_Task:_ Determine how many lines contain the string "услуг". Reply with that figure and nothing else.

(Part of a data file)
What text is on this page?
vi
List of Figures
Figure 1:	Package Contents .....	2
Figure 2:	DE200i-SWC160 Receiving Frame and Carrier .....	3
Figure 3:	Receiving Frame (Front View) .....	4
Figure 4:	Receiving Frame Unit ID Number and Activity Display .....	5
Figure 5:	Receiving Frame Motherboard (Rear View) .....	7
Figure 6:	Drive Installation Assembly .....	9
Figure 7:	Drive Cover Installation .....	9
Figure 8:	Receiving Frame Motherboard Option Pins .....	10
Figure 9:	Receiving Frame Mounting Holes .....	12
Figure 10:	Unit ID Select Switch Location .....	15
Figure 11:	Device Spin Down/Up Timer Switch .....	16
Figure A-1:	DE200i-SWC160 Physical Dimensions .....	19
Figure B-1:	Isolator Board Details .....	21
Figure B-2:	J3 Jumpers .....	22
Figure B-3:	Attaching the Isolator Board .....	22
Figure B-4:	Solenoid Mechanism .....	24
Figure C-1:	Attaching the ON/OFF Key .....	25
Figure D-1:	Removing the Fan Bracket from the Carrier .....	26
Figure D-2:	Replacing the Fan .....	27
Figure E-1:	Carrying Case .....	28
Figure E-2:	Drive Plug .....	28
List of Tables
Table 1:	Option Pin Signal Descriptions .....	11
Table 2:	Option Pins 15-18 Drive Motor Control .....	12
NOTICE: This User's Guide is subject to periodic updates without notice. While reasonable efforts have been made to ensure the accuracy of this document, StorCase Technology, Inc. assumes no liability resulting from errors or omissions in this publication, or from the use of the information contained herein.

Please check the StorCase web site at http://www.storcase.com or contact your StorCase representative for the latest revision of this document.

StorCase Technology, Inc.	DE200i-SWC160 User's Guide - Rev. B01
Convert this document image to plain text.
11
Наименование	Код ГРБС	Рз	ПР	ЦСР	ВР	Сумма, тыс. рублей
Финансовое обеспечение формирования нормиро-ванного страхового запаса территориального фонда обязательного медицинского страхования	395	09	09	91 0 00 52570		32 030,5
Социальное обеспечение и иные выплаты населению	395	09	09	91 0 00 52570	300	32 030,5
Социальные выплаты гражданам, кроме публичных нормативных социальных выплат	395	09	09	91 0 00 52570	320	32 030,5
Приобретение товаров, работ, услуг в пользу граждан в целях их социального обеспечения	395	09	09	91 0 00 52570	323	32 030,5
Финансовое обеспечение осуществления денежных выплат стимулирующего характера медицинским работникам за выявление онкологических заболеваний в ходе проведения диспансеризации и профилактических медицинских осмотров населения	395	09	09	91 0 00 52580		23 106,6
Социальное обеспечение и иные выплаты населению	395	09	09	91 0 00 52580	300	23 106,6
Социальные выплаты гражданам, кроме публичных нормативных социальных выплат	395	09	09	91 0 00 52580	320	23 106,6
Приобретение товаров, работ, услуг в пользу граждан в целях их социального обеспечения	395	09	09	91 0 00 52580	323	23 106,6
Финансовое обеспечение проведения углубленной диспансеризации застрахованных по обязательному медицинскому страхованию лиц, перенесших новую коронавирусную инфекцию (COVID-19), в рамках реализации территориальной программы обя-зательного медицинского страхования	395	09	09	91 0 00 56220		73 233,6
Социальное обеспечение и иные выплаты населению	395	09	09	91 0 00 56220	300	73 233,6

* * *

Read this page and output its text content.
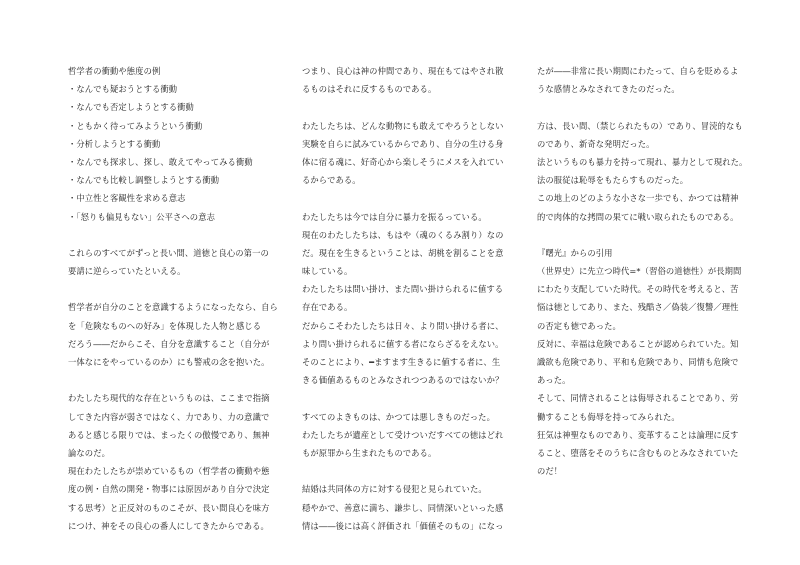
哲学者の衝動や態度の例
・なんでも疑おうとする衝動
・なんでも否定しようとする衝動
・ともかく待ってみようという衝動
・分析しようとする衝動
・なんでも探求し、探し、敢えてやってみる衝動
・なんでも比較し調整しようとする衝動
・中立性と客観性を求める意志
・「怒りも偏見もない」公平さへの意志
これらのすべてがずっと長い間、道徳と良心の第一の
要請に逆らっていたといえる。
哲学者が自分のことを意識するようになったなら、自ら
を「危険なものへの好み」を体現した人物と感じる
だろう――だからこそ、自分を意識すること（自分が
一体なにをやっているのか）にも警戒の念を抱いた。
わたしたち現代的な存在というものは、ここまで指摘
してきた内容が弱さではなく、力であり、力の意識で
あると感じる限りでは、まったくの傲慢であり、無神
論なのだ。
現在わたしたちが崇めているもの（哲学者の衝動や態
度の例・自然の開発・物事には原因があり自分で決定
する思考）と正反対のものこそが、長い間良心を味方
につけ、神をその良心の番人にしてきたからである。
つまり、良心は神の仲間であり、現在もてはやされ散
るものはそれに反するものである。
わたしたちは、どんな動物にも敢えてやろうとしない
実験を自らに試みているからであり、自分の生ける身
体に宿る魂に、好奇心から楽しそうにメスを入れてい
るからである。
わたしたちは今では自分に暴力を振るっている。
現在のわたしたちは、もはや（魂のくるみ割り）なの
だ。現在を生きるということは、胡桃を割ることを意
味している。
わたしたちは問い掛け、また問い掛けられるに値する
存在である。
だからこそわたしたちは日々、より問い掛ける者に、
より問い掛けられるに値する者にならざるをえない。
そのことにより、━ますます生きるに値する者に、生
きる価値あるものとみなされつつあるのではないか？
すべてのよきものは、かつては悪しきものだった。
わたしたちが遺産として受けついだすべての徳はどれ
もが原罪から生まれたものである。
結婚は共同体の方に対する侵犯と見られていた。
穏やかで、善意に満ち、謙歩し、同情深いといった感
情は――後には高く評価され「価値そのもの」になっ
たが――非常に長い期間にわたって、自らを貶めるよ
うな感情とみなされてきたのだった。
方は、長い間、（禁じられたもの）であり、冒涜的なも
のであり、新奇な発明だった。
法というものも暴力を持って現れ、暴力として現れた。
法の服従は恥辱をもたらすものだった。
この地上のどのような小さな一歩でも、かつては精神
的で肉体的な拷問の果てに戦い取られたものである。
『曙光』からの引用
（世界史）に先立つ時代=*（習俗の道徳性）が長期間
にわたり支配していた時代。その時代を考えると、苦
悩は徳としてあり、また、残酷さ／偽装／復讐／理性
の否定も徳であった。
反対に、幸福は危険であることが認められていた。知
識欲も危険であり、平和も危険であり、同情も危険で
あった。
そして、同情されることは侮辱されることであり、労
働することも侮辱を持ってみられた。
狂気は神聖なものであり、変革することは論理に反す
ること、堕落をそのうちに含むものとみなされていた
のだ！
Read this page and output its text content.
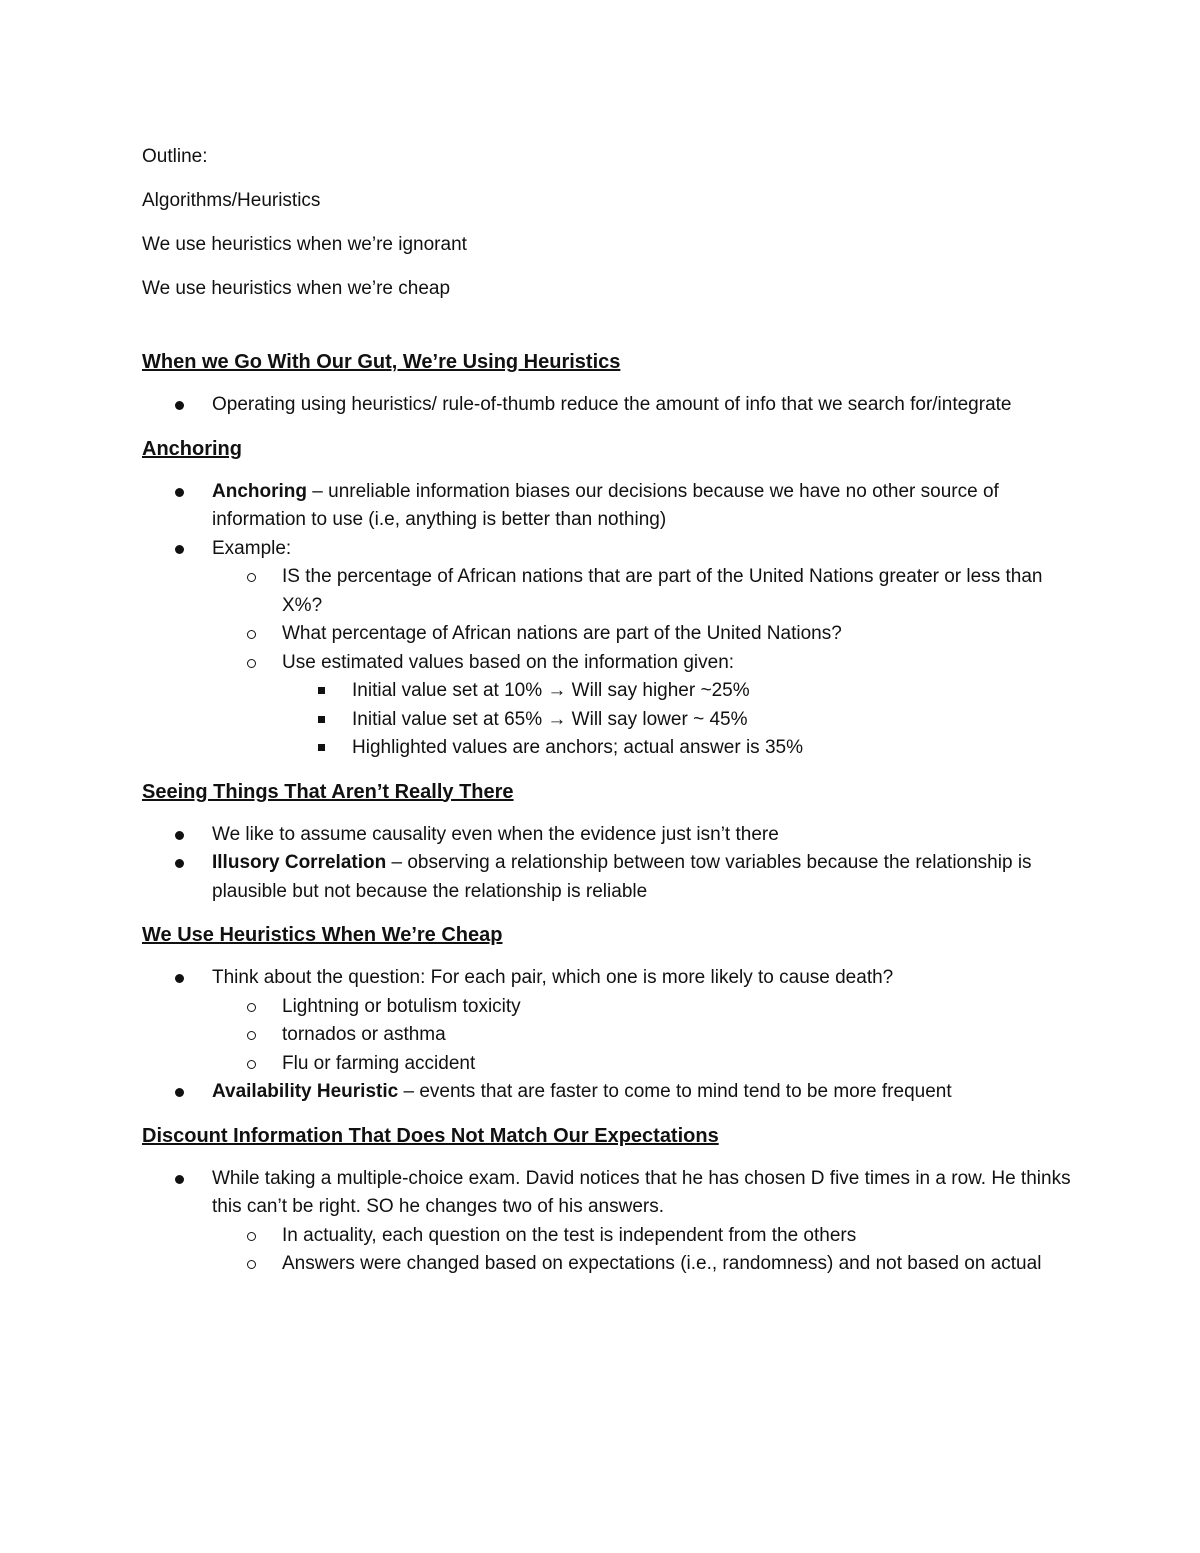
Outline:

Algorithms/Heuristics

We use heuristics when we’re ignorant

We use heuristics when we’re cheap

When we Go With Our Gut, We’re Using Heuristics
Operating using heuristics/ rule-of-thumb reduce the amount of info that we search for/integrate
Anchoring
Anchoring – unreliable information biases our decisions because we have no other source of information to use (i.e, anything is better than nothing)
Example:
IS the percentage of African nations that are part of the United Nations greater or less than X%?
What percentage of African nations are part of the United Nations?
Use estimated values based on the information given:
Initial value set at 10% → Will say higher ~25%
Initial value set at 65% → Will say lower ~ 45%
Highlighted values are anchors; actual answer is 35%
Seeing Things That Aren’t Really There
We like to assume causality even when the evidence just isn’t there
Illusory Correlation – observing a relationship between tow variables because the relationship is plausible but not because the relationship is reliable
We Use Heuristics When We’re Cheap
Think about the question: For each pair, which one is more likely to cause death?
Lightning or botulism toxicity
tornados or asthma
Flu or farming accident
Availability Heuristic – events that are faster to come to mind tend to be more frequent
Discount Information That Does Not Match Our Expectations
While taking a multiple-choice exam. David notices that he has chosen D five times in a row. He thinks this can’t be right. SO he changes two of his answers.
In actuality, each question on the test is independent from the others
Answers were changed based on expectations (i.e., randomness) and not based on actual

_Result of this task:_ 2